(Stored data)
──────────────────────────────

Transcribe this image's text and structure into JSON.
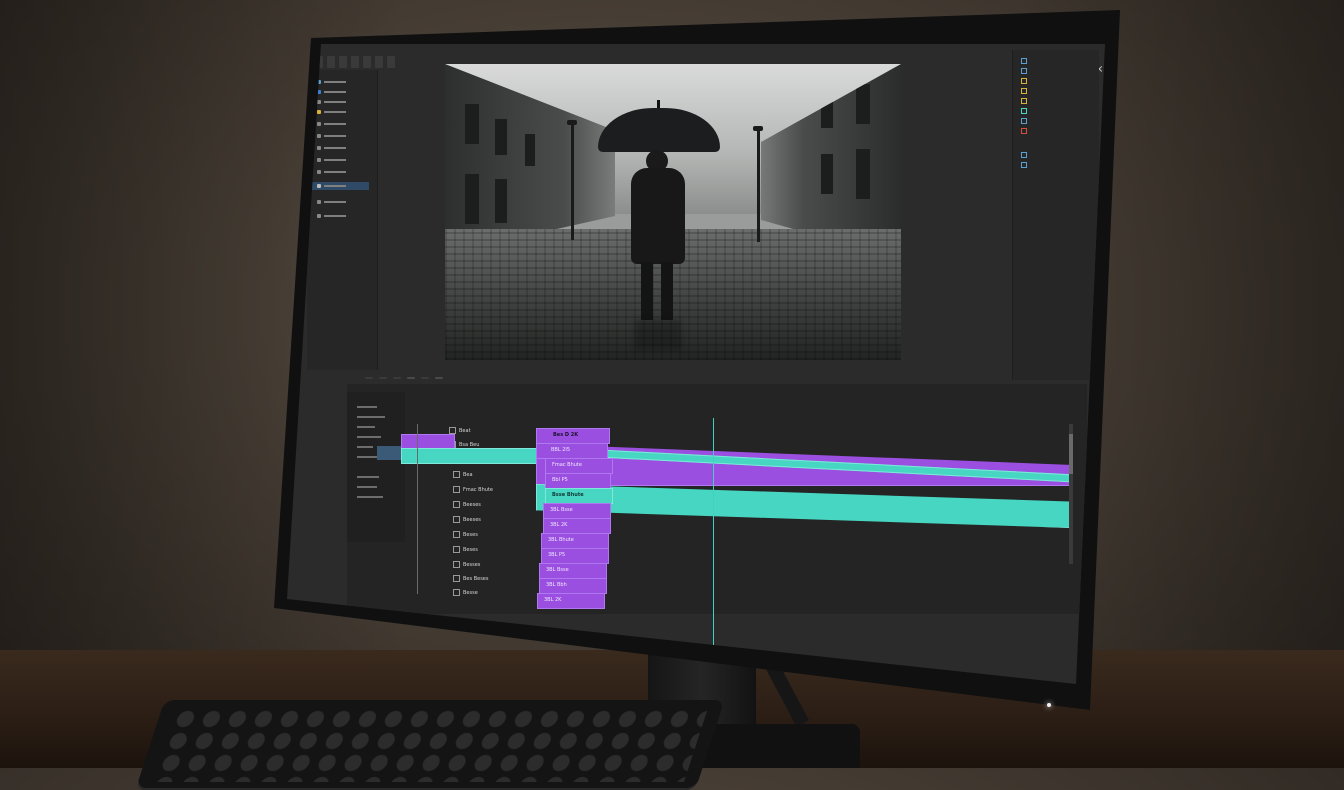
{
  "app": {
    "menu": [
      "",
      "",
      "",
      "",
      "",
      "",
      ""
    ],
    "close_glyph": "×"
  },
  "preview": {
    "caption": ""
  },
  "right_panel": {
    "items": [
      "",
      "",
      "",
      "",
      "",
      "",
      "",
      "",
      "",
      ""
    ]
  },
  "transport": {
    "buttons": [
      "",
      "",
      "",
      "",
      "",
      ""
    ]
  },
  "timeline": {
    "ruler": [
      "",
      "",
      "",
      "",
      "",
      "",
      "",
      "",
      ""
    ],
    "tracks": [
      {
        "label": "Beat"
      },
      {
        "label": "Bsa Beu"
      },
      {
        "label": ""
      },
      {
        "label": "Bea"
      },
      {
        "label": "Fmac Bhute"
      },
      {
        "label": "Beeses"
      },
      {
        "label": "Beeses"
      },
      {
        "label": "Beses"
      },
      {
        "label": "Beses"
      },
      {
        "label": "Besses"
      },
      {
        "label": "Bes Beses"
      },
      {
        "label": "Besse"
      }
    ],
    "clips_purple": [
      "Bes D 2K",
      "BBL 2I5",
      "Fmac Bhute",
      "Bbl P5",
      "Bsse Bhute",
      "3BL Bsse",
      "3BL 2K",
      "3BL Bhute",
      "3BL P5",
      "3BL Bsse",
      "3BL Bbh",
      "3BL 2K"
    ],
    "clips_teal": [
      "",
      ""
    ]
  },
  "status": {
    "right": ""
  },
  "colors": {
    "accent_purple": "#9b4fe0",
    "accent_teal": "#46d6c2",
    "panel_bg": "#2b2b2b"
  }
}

──────────────────────────────

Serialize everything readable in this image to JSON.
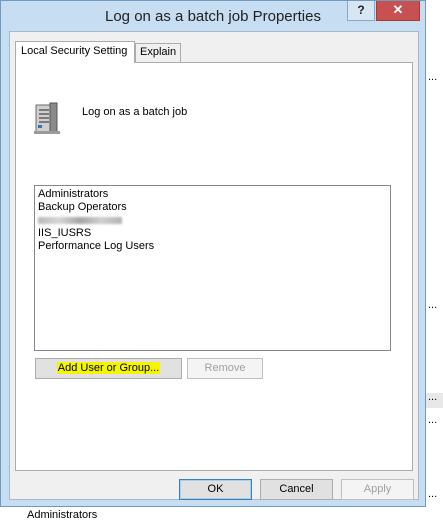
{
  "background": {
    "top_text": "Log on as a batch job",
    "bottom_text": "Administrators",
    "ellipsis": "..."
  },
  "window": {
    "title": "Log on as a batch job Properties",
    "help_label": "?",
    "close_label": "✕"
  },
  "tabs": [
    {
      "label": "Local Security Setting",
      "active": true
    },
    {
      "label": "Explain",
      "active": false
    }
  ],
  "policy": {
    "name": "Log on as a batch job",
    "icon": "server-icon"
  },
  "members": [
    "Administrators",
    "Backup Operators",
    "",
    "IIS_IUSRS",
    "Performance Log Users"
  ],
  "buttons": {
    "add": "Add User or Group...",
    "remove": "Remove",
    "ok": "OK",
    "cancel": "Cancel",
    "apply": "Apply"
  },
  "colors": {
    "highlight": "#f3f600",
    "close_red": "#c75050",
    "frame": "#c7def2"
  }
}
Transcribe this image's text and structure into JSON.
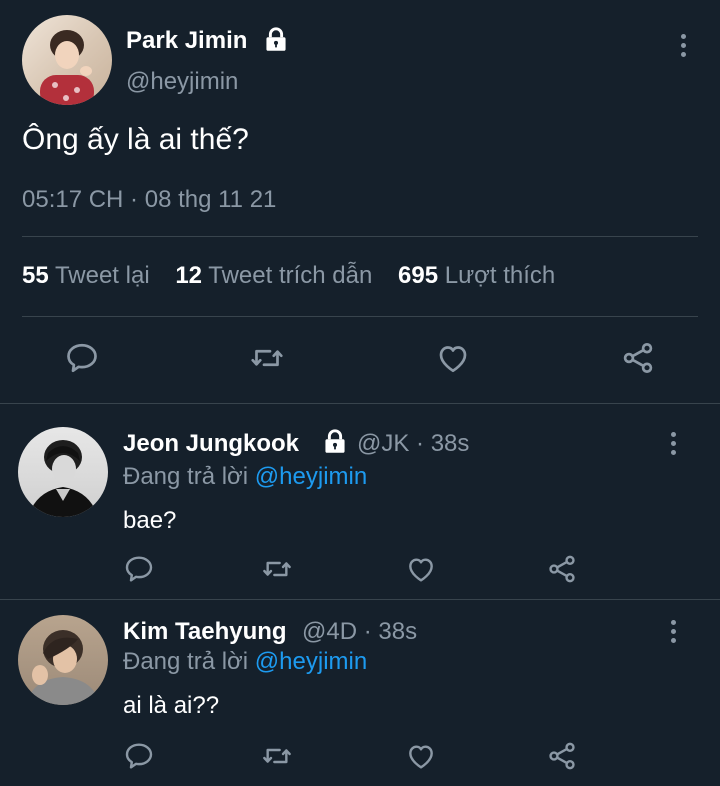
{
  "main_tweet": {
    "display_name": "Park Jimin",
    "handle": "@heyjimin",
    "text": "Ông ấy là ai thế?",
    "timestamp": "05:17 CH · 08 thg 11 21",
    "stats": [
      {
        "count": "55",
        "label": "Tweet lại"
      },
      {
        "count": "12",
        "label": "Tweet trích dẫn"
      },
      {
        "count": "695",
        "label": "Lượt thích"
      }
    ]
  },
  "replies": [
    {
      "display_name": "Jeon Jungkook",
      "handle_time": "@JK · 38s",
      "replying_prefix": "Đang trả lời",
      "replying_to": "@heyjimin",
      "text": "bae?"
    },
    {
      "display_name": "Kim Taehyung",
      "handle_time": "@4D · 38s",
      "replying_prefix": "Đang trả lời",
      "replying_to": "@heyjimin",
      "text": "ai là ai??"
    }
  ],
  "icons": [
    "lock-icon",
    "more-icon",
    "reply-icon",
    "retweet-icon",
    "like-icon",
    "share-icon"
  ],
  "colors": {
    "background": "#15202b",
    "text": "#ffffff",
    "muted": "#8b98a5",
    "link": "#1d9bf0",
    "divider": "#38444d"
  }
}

──────────────────────────────

YOUR TASK =>
Filter the records above for "batch" and copy every matching line.

TASK ANSWER =>
    "top_text": "Log on as a batch job",
    "title": "Log on as a batch job Properties",
    "name": "Log on as a batch job",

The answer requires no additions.